» DIRECTIVE: All records should be reproduced verbatim.

Figure collection entries:
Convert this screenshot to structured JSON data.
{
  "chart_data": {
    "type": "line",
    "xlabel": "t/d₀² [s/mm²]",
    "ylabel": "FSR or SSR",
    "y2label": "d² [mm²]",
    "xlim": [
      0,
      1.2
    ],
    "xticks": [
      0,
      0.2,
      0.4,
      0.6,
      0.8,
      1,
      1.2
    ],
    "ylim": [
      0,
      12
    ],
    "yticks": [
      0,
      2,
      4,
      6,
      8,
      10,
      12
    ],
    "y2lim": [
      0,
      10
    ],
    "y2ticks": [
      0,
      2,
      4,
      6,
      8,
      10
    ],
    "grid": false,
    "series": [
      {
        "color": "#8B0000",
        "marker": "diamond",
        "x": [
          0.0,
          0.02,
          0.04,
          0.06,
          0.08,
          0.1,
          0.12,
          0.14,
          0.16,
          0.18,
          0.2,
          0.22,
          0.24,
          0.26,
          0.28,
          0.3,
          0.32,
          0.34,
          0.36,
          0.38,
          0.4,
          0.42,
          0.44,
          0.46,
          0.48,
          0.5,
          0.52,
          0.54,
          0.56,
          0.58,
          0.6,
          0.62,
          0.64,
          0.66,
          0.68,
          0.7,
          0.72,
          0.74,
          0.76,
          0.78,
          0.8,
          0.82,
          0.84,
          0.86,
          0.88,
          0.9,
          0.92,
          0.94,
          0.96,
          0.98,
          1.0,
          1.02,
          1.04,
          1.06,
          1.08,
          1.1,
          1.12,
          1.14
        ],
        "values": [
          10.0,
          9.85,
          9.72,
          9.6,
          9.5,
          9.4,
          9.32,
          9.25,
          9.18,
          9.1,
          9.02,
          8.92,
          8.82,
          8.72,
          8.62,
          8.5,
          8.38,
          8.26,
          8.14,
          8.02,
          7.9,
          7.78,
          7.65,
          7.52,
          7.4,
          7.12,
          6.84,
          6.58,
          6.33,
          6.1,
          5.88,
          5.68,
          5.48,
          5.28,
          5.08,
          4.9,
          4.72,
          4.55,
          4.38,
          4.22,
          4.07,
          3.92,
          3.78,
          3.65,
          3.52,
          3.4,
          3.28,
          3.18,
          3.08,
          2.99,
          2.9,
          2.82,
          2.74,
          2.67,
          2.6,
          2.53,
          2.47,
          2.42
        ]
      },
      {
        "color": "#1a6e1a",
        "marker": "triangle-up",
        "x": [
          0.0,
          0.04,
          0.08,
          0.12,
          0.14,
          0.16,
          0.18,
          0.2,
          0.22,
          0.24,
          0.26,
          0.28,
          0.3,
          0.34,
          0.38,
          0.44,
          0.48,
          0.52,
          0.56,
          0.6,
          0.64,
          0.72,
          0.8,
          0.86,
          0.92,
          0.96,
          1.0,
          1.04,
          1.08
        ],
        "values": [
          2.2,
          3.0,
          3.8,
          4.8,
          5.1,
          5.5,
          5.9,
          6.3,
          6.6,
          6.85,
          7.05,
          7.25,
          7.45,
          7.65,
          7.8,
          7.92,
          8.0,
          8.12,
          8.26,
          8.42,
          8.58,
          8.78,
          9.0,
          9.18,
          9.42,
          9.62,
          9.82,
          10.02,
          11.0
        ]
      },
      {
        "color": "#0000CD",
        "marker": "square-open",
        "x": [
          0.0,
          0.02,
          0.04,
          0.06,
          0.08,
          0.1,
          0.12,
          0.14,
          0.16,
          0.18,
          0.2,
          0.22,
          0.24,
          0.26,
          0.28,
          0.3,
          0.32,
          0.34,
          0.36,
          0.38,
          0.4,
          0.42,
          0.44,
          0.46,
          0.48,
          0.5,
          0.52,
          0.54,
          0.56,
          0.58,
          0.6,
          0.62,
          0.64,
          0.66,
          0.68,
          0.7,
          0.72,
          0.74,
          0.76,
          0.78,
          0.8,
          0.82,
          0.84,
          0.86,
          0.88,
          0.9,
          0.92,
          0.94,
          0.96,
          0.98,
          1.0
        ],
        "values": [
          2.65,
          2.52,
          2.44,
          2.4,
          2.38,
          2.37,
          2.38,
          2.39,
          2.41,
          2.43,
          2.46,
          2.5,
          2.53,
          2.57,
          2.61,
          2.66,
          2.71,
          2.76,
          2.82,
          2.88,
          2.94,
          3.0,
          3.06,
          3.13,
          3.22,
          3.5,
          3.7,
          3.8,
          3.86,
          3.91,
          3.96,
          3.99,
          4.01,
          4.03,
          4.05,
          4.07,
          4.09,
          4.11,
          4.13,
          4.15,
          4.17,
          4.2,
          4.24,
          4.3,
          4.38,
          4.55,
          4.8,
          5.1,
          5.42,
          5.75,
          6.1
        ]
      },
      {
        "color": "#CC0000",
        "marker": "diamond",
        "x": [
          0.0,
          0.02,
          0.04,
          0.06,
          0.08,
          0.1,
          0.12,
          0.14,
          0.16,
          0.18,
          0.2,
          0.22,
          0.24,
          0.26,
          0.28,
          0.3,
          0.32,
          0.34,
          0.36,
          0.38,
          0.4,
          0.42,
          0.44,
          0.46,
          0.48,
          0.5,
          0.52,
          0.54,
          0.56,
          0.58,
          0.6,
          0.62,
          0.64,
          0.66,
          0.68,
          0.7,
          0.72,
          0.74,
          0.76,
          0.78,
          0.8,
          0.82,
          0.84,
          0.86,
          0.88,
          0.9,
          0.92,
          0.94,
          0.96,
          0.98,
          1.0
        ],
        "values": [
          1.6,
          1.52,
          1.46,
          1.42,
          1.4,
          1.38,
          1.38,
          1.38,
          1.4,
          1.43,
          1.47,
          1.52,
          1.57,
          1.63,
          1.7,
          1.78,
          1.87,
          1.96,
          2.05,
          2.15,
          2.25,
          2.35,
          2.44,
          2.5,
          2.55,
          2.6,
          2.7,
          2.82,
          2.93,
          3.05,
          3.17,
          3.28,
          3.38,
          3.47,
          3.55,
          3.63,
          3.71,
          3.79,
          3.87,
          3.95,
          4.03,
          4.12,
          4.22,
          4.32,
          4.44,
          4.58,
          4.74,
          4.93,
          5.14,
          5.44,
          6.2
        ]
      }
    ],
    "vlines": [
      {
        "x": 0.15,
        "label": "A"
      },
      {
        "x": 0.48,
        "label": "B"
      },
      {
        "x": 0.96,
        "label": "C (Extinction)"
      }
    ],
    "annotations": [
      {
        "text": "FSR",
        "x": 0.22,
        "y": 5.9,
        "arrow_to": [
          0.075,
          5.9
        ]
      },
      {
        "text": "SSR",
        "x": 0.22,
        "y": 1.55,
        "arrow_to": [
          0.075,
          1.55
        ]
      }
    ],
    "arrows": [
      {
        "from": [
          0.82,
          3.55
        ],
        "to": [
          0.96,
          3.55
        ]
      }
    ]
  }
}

» THE OUTPUT:
Convert this screenshot to structured JSON data.
{
  "chart_data": {
    "type": "line",
    "xlabel": "t/d₀² [s/mm²]",
    "ylabel": "FSR or SSR",
    "y2label": "d² [mm²]",
    "xlim": [
      0,
      1.2
    ],
    "xticks": [
      0,
      0.2,
      0.4,
      0.6,
      0.8,
      1,
      1.2
    ],
    "ylim": [
      0,
      12
    ],
    "yticks": [
      0,
      2,
      4,
      6,
      8,
      10,
      12
    ],
    "y2lim": [
      0,
      10
    ],
    "y2ticks": [
      0,
      2,
      4,
      6,
      8,
      10
    ],
    "grid": false,
    "series": [
      {
        "color": "#8B0000",
        "marker": "diamond",
        "x": [
          0.0,
          0.02,
          0.04,
          0.06,
          0.08,
          0.1,
          0.12,
          0.14,
          0.16,
          0.18,
          0.2,
          0.22,
          0.24,
          0.26,
          0.28,
          0.3,
          0.32,
          0.34,
          0.36,
          0.38,
          0.4,
          0.42,
          0.44,
          0.46,
          0.48,
          0.5,
          0.52,
          0.54,
          0.56,
          0.58,
          0.6,
          0.62,
          0.64,
          0.66,
          0.68,
          0.7,
          0.72,
          0.74,
          0.76,
          0.78,
          0.8,
          0.82,
          0.84,
          0.86,
          0.88,
          0.9,
          0.92,
          0.94,
          0.96,
          0.98,
          1.0,
          1.02,
          1.04,
          1.06,
          1.08,
          1.1,
          1.12,
          1.14
        ],
        "values": [
          10.0,
          9.85,
          9.72,
          9.6,
          9.5,
          9.4,
          9.32,
          9.25,
          9.18,
          9.1,
          9.02,
          8.92,
          8.82,
          8.72,
          8.62,
          8.5,
          8.38,
          8.26,
          8.14,
          8.02,
          7.9,
          7.78,
          7.65,
          7.52,
          7.4,
          7.12,
          6.84,
          6.58,
          6.33,
          6.1,
          5.88,
          5.68,
          5.48,
          5.28,
          5.08,
          4.9,
          4.72,
          4.55,
          4.38,
          4.22,
          4.07,
          3.92,
          3.78,
          3.65,
          3.52,
          3.4,
          3.28,
          3.18,
          3.08,
          2.99,
          2.9,
          2.82,
          2.74,
          2.67,
          2.6,
          2.53,
          2.47,
          2.42
        ]
      },
      {
        "color": "#1a6e1a",
        "marker": "triangle-up",
        "x": [
          0.0,
          0.04,
          0.08,
          0.12,
          0.14,
          0.16,
          0.18,
          0.2,
          0.22,
          0.24,
          0.26,
          0.28,
          0.3,
          0.34,
          0.38,
          0.44,
          0.48,
          0.52,
          0.56,
          0.6,
          0.64,
          0.72,
          0.8,
          0.86,
          0.92,
          0.96,
          1.0,
          1.04,
          1.08
        ],
        "values": [
          2.2,
          3.0,
          3.8,
          4.8,
          5.1,
          5.5,
          5.9,
          6.3,
          6.6,
          6.85,
          7.05,
          7.25,
          7.45,
          7.65,
          7.8,
          7.92,
          8.0,
          8.12,
          8.26,
          8.42,
          8.58,
          8.78,
          9.0,
          9.18,
          9.42,
          9.62,
          9.82,
          10.02,
          11.0
        ]
      },
      {
        "color": "#0000CD",
        "marker": "square-open",
        "x": [
          0.0,
          0.02,
          0.04,
          0.06,
          0.08,
          0.1,
          0.12,
          0.14,
          0.16,
          0.18,
          0.2,
          0.22,
          0.24,
          0.26,
          0.28,
          0.3,
          0.32,
          0.34,
          0.36,
          0.38,
          0.4,
          0.42,
          0.44,
          0.46,
          0.48,
          0.5,
          0.52,
          0.54,
          0.56,
          0.58,
          0.6,
          0.62,
          0.64,
          0.66,
          0.68,
          0.7,
          0.72,
          0.74,
          0.76,
          0.78,
          0.8,
          0.82,
          0.84,
          0.86,
          0.88,
          0.9,
          0.92,
          0.94,
          0.96,
          0.98,
          1.0
        ],
        "values": [
          2.65,
          2.52,
          2.44,
          2.4,
          2.38,
          2.37,
          2.38,
          2.39,
          2.41,
          2.43,
          2.46,
          2.5,
          2.53,
          2.57,
          2.61,
          2.66,
          2.71,
          2.76,
          2.82,
          2.88,
          2.94,
          3.0,
          3.06,
          3.13,
          3.22,
          3.5,
          3.7,
          3.8,
          3.86,
          3.91,
          3.96,
          3.99,
          4.01,
          4.03,
          4.05,
          4.07,
          4.09,
          4.11,
          4.13,
          4.15,
          4.17,
          4.2,
          4.24,
          4.3,
          4.38,
          4.55,
          4.8,
          5.1,
          5.42,
          5.75,
          6.1
        ]
      },
      {
        "color": "#CC0000",
        "marker": "diamond",
        "x": [
          0.0,
          0.02,
          0.04,
          0.06,
          0.08,
          0.1,
          0.12,
          0.14,
          0.16,
          0.18,
          0.2,
          0.22,
          0.24,
          0.26,
          0.28,
          0.3,
          0.32,
          0.34,
          0.36,
          0.38,
          0.4,
          0.42,
          0.44,
          0.46,
          0.48,
          0.5,
          0.52,
          0.54,
          0.56,
          0.58,
          0.6,
          0.62,
          0.64,
          0.66,
          0.68,
          0.7,
          0.72,
          0.74,
          0.76,
          0.78,
          0.8,
          0.82,
          0.84,
          0.86,
          0.88,
          0.9,
          0.92,
          0.94,
          0.96,
          0.98,
          1.0
        ],
        "values": [
          1.6,
          1.52,
          1.46,
          1.42,
          1.4,
          1.38,
          1.38,
          1.38,
          1.4,
          1.43,
          1.47,
          1.52,
          1.57,
          1.63,
          1.7,
          1.78,
          1.87,
          1.96,
          2.05,
          2.15,
          2.25,
          2.35,
          2.44,
          2.5,
          2.55,
          2.6,
          2.7,
          2.82,
          2.93,
          3.05,
          3.17,
          3.28,
          3.38,
          3.47,
          3.55,
          3.63,
          3.71,
          3.79,
          3.87,
          3.95,
          4.03,
          4.12,
          4.22,
          4.32,
          4.44,
          4.58,
          4.74,
          4.93,
          5.14,
          5.44,
          6.2
        ]
      }
    ],
    "vlines": [
      {
        "x": 0.15,
        "label": "A"
      },
      {
        "x": 0.48,
        "label": "B"
      },
      {
        "x": 0.96,
        "label": "C (Extinction)"
      }
    ],
    "annotations": [
      {
        "text": "FSR",
        "x": 0.22,
        "y": 5.9,
        "arrow_to": [
          0.075,
          5.9
        ]
      },
      {
        "text": "SSR",
        "x": 0.22,
        "y": 1.55,
        "arrow_to": [
          0.075,
          1.55
        ]
      }
    ],
    "arrows": [
      {
        "from": [
          0.82,
          3.55
        ],
        "to": [
          0.96,
          3.55
        ]
      }
    ]
  }
}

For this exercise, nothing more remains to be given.